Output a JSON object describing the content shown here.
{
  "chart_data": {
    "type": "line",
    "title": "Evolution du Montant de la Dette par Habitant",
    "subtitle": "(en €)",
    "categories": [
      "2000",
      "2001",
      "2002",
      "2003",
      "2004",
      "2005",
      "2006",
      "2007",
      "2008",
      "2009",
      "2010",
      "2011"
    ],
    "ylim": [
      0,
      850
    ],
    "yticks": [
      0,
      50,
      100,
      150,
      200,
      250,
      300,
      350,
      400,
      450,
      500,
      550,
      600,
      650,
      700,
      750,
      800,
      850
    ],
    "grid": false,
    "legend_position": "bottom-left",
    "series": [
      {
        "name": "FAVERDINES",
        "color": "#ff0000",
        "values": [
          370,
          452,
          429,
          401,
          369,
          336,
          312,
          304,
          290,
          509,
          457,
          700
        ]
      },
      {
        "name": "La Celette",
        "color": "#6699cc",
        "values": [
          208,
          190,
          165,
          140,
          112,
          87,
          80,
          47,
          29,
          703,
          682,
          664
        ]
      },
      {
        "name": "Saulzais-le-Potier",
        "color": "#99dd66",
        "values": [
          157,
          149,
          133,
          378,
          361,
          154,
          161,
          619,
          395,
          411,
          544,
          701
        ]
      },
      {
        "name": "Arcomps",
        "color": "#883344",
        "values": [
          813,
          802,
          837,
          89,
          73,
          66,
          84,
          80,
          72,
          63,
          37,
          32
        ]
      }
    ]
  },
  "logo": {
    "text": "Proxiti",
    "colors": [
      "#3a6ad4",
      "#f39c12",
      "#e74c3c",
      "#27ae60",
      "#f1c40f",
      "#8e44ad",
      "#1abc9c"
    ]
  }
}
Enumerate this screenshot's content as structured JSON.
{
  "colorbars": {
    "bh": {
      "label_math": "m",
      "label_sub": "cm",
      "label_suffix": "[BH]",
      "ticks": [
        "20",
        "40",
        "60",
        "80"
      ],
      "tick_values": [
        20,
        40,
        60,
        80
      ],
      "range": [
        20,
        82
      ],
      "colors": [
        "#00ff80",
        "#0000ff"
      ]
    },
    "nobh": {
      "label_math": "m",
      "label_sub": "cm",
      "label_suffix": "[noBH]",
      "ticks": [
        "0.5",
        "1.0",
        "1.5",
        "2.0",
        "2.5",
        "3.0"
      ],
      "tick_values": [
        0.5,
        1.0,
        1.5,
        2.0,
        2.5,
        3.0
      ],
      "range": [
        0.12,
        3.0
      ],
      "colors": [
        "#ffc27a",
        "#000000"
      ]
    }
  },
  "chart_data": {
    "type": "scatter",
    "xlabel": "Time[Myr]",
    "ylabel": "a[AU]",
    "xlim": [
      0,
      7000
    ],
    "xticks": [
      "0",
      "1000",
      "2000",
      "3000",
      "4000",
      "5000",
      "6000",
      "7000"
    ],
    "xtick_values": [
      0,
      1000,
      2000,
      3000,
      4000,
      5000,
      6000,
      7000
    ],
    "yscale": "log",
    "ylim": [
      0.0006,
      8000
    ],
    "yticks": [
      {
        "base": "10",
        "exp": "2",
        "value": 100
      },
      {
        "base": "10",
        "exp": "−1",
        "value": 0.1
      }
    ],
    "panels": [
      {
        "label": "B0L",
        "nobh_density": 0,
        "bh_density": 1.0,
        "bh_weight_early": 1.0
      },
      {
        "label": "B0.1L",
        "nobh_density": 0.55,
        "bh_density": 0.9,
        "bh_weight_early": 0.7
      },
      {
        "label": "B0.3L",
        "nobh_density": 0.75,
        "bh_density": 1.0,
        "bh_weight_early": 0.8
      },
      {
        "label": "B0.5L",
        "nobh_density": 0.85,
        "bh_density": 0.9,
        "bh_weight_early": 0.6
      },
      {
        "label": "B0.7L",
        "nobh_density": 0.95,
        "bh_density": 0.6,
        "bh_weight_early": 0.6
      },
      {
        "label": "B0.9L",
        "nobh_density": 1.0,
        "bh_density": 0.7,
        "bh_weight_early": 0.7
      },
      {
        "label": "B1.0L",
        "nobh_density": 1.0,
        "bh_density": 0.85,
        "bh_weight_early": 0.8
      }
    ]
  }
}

TO BE DONE - Each record above should be output again exactly.

REPLY TO THE EXERCISE -
Output a JSON object describing the content shown here.
{
  "chart_data": {
    "type": "line",
    "title": "Evolution du Montant de la Dette par Habitant",
    "subtitle": "(en €)",
    "categories": [
      "2000",
      "2001",
      "2002",
      "2003",
      "2004",
      "2005",
      "2006",
      "2007",
      "2008",
      "2009",
      "2010",
      "2011"
    ],
    "ylim": [
      0,
      850
    ],
    "yticks": [
      0,
      50,
      100,
      150,
      200,
      250,
      300,
      350,
      400,
      450,
      500,
      550,
      600,
      650,
      700,
      750,
      800,
      850
    ],
    "grid": false,
    "legend_position": "bottom-left",
    "series": [
      {
        "name": "FAVERDINES",
        "color": "#ff0000",
        "values": [
          370,
          452,
          429,
          401,
          369,
          336,
          312,
          304,
          290,
          509,
          457,
          700
        ]
      },
      {
        "name": "La Celette",
        "color": "#6699cc",
        "values": [
          208,
          190,
          165,
          140,
          112,
          87,
          80,
          47,
          29,
          703,
          682,
          664
        ]
      },
      {
        "name": "Saulzais-le-Potier",
        "color": "#99dd66",
        "values": [
          157,
          149,
          133,
          378,
          361,
          154,
          161,
          619,
          395,
          411,
          544,
          701
        ]
      },
      {
        "name": "Arcomps",
        "color": "#883344",
        "values": [
          813,
          802,
          837,
          89,
          73,
          66,
          84,
          80,
          72,
          63,
          37,
          32
        ]
      }
    ]
  },
  "logo": {
    "text": "Proxiti",
    "colors": [
      "#3a6ad4",
      "#f39c12",
      "#e74c3c",
      "#27ae60",
      "#f1c40f",
      "#8e44ad",
      "#1abc9c"
    ]
  }
}
Enumerate this screenshot's content as structured JSON.
{
  "colorbars": {
    "bh": {
      "label_math": "m",
      "label_sub": "cm",
      "label_suffix": "[BH]",
      "ticks": [
        "20",
        "40",
        "60",
        "80"
      ],
      "tick_values": [
        20,
        40,
        60,
        80
      ],
      "range": [
        20,
        82
      ],
      "colors": [
        "#00ff80",
        "#0000ff"
      ]
    },
    "nobh": {
      "label_math": "m",
      "label_sub": "cm",
      "label_suffix": "[noBH]",
      "ticks": [
        "0.5",
        "1.0",
        "1.5",
        "2.0",
        "2.5",
        "3.0"
      ],
      "tick_values": [
        0.5,
        1.0,
        1.5,
        2.0,
        2.5,
        3.0
      ],
      "range": [
        0.12,
        3.0
      ],
      "colors": [
        "#ffc27a",
        "#000000"
      ]
    }
  },
  "chart_data": {
    "type": "scatter",
    "xlabel": "Time[Myr]",
    "ylabel": "a[AU]",
    "xlim": [
      0,
      7000
    ],
    "xticks": [
      "0",
      "1000",
      "2000",
      "3000",
      "4000",
      "5000",
      "6000",
      "7000"
    ],
    "xtick_values": [
      0,
      1000,
      2000,
      3000,
      4000,
      5000,
      6000,
      7000
    ],
    "yscale": "log",
    "ylim": [
      0.0006,
      8000
    ],
    "yticks": [
      {
        "base": "10",
        "exp": "2",
        "value": 100
      },
      {
        "base": "10",
        "exp": "−1",
        "value": 0.1
      }
    ],
    "panels": [
      {
        "label": "B0L",
        "nobh_density": 0,
        "bh_density": 1.0,
        "bh_weight_early": 1.0
      },
      {
        "label": "B0.1L",
        "nobh_density": 0.55,
        "bh_density": 0.9,
        "bh_weight_early": 0.7
      },
      {
        "label": "B0.3L",
        "nobh_density": 0.75,
        "bh_density": 1.0,
        "bh_weight_early": 0.8
      },
      {
        "label": "B0.5L",
        "nobh_density": 0.85,
        "bh_density": 0.9,
        "bh_weight_early": 0.6
      },
      {
        "label": "B0.7L",
        "nobh_density": 0.95,
        "bh_density": 0.6,
        "bh_weight_early": 0.6
      },
      {
        "label": "B0.9L",
        "nobh_density": 1.0,
        "bh_density": 0.7,
        "bh_weight_early": 0.7
      },
      {
        "label": "B1.0L",
        "nobh_density": 1.0,
        "bh_density": 0.85,
        "bh_weight_early": 0.8
      }
    ]
  }
}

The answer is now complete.